(Records that describe figures)
———

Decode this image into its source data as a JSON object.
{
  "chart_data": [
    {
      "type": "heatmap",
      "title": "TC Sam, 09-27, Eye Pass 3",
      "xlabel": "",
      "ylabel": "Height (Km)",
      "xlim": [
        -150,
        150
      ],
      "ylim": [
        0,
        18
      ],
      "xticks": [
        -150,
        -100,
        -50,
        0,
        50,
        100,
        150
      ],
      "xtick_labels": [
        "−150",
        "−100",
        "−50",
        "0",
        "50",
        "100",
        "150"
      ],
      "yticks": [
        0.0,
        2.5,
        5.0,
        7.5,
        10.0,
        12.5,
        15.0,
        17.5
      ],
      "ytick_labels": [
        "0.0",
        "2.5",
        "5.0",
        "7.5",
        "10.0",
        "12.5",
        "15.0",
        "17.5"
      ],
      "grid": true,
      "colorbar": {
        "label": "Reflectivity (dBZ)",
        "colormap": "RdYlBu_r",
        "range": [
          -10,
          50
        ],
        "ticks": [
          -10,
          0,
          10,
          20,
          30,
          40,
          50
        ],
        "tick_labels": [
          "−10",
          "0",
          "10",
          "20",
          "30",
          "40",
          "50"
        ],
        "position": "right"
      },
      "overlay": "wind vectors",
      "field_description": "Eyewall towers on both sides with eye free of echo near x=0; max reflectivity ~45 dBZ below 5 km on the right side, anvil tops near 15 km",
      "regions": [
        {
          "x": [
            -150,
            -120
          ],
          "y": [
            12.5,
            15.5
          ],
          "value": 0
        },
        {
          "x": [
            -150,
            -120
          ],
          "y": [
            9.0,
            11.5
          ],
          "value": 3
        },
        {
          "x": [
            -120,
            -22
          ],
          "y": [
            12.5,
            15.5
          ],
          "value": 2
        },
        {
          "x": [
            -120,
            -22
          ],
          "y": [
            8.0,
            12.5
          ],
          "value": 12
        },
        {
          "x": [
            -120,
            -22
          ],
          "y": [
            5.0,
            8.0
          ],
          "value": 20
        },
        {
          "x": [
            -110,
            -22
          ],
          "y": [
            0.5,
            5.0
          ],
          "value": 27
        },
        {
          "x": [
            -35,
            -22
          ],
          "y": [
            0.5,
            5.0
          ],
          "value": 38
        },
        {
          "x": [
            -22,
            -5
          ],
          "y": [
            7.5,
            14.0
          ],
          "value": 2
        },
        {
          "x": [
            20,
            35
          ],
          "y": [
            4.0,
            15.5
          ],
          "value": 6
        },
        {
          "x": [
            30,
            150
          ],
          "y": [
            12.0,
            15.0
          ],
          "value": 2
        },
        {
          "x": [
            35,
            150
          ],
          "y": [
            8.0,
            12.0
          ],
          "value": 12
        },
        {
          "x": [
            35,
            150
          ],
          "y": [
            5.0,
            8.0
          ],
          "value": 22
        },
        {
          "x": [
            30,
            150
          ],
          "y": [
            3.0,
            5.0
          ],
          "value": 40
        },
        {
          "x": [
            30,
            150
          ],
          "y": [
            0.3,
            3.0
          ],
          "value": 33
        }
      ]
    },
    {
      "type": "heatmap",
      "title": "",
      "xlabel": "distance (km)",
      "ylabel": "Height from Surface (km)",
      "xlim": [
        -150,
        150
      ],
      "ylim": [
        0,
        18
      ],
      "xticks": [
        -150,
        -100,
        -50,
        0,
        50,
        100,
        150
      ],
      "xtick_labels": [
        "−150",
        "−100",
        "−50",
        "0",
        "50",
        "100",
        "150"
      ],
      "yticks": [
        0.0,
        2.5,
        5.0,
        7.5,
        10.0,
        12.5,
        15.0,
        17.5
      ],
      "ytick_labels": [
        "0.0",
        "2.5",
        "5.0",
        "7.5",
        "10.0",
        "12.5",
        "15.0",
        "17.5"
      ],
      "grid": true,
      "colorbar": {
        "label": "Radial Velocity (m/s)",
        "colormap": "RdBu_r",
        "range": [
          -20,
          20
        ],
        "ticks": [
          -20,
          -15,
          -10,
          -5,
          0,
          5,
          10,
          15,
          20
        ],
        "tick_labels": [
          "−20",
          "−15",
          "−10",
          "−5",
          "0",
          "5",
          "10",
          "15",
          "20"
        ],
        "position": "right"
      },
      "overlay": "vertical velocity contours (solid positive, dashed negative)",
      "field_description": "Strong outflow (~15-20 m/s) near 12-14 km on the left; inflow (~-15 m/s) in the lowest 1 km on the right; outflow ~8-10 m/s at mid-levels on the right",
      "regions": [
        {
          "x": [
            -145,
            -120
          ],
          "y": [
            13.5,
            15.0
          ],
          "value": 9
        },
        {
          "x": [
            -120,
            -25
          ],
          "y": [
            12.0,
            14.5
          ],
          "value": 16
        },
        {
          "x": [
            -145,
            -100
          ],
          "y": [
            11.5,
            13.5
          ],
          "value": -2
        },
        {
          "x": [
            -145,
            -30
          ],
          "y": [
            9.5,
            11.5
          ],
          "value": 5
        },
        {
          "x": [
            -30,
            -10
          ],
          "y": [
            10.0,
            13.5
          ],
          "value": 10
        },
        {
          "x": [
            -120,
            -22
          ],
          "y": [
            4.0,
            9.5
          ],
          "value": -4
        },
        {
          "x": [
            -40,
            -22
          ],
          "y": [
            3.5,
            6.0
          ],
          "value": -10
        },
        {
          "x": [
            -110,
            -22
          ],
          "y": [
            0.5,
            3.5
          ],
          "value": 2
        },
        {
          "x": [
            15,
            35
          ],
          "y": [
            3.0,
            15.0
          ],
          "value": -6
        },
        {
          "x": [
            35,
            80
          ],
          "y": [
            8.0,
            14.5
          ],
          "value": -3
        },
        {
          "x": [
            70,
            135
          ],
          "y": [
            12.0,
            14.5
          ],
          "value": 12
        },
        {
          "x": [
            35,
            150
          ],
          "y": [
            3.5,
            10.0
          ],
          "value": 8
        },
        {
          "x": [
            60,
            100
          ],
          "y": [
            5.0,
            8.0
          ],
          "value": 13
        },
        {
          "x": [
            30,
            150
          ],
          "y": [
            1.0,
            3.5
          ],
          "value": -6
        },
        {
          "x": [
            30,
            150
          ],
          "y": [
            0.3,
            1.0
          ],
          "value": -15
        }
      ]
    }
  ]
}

———

The exercise: Each record above should be output again exactly.

Answer below:
Decode this image into its source data as a JSON object.
{
  "chart_data": [
    {
      "type": "heatmap",
      "title": "TC Sam, 09-27, Eye Pass 3",
      "xlabel": "",
      "ylabel": "Height (Km)",
      "xlim": [
        -150,
        150
      ],
      "ylim": [
        0,
        18
      ],
      "xticks": [
        -150,
        -100,
        -50,
        0,
        50,
        100,
        150
      ],
      "xtick_labels": [
        "−150",
        "−100",
        "−50",
        "0",
        "50",
        "100",
        "150"
      ],
      "yticks": [
        0.0,
        2.5,
        5.0,
        7.5,
        10.0,
        12.5,
        15.0,
        17.5
      ],
      "ytick_labels": [
        "0.0",
        "2.5",
        "5.0",
        "7.5",
        "10.0",
        "12.5",
        "15.0",
        "17.5"
      ],
      "grid": true,
      "colorbar": {
        "label": "Reflectivity (dBZ)",
        "colormap": "RdYlBu_r",
        "range": [
          -10,
          50
        ],
        "ticks": [
          -10,
          0,
          10,
          20,
          30,
          40,
          50
        ],
        "tick_labels": [
          "−10",
          "0",
          "10",
          "20",
          "30",
          "40",
          "50"
        ],
        "position": "right"
      },
      "overlay": "wind vectors",
      "field_description": "Eyewall towers on both sides with eye free of echo near x=0; max reflectivity ~45 dBZ below 5 km on the right side, anvil tops near 15 km",
      "regions": [
        {
          "x": [
            -150,
            -120
          ],
          "y": [
            12.5,
            15.5
          ],
          "value": 0
        },
        {
          "x": [
            -150,
            -120
          ],
          "y": [
            9.0,
            11.5
          ],
          "value": 3
        },
        {
          "x": [
            -120,
            -22
          ],
          "y": [
            12.5,
            15.5
          ],
          "value": 2
        },
        {
          "x": [
            -120,
            -22
          ],
          "y": [
            8.0,
            12.5
          ],
          "value": 12
        },
        {
          "x": [
            -120,
            -22
          ],
          "y": [
            5.0,
            8.0
          ],
          "value": 20
        },
        {
          "x": [
            -110,
            -22
          ],
          "y": [
            0.5,
            5.0
          ],
          "value": 27
        },
        {
          "x": [
            -35,
            -22
          ],
          "y": [
            0.5,
            5.0
          ],
          "value": 38
        },
        {
          "x": [
            -22,
            -5
          ],
          "y": [
            7.5,
            14.0
          ],
          "value": 2
        },
        {
          "x": [
            20,
            35
          ],
          "y": [
            4.0,
            15.5
          ],
          "value": 6
        },
        {
          "x": [
            30,
            150
          ],
          "y": [
            12.0,
            15.0
          ],
          "value": 2
        },
        {
          "x": [
            35,
            150
          ],
          "y": [
            8.0,
            12.0
          ],
          "value": 12
        },
        {
          "x": [
            35,
            150
          ],
          "y": [
            5.0,
            8.0
          ],
          "value": 22
        },
        {
          "x": [
            30,
            150
          ],
          "y": [
            3.0,
            5.0
          ],
          "value": 40
        },
        {
          "x": [
            30,
            150
          ],
          "y": [
            0.3,
            3.0
          ],
          "value": 33
        }
      ]
    },
    {
      "type": "heatmap",
      "title": "",
      "xlabel": "distance (km)",
      "ylabel": "Height from Surface (km)",
      "xlim": [
        -150,
        150
      ],
      "ylim": [
        0,
        18
      ],
      "xticks": [
        -150,
        -100,
        -50,
        0,
        50,
        100,
        150
      ],
      "xtick_labels": [
        "−150",
        "−100",
        "−50",
        "0",
        "50",
        "100",
        "150"
      ],
      "yticks": [
        0.0,
        2.5,
        5.0,
        7.5,
        10.0,
        12.5,
        15.0,
        17.5
      ],
      "ytick_labels": [
        "0.0",
        "2.5",
        "5.0",
        "7.5",
        "10.0",
        "12.5",
        "15.0",
        "17.5"
      ],
      "grid": true,
      "colorbar": {
        "label": "Radial Velocity (m/s)",
        "colormap": "RdBu_r",
        "range": [
          -20,
          20
        ],
        "ticks": [
          -20,
          -15,
          -10,
          -5,
          0,
          5,
          10,
          15,
          20
        ],
        "tick_labels": [
          "−20",
          "−15",
          "−10",
          "−5",
          "0",
          "5",
          "10",
          "15",
          "20"
        ],
        "position": "right"
      },
      "overlay": "vertical velocity contours (solid positive, dashed negative)",
      "field_description": "Strong outflow (~15-20 m/s) near 12-14 km on the left; inflow (~-15 m/s) in the lowest 1 km on the right; outflow ~8-10 m/s at mid-levels on the right",
      "regions": [
        {
          "x": [
            -145,
            -120
          ],
          "y": [
            13.5,
            15.0
          ],
          "value": 9
        },
        {
          "x": [
            -120,
            -25
          ],
          "y": [
            12.0,
            14.5
          ],
          "value": 16
        },
        {
          "x": [
            -145,
            -100
          ],
          "y": [
            11.5,
            13.5
          ],
          "value": -2
        },
        {
          "x": [
            -145,
            -30
          ],
          "y": [
            9.5,
            11.5
          ],
          "value": 5
        },
        {
          "x": [
            -30,
            -10
          ],
          "y": [
            10.0,
            13.5
          ],
          "value": 10
        },
        {
          "x": [
            -120,
            -22
          ],
          "y": [
            4.0,
            9.5
          ],
          "value": -4
        },
        {
          "x": [
            -40,
            -22
          ],
          "y": [
            3.5,
            6.0
          ],
          "value": -10
        },
        {
          "x": [
            -110,
            -22
          ],
          "y": [
            0.5,
            3.5
          ],
          "value": 2
        },
        {
          "x": [
            15,
            35
          ],
          "y": [
            3.0,
            15.0
          ],
          "value": -6
        },
        {
          "x": [
            35,
            80
          ],
          "y": [
            8.0,
            14.5
          ],
          "value": -3
        },
        {
          "x": [
            70,
            135
          ],
          "y": [
            12.0,
            14.5
          ],
          "value": 12
        },
        {
          "x": [
            35,
            150
          ],
          "y": [
            3.5,
            10.0
          ],
          "value": 8
        },
        {
          "x": [
            60,
            100
          ],
          "y": [
            5.0,
            8.0
          ],
          "value": 13
        },
        {
          "x": [
            30,
            150
          ],
          "y": [
            1.0,
            3.5
          ],
          "value": -6
        },
        {
          "x": [
            30,
            150
          ],
          "y": [
            0.3,
            1.0
          ],
          "value": -15
        }
      ]
    }
  ]
}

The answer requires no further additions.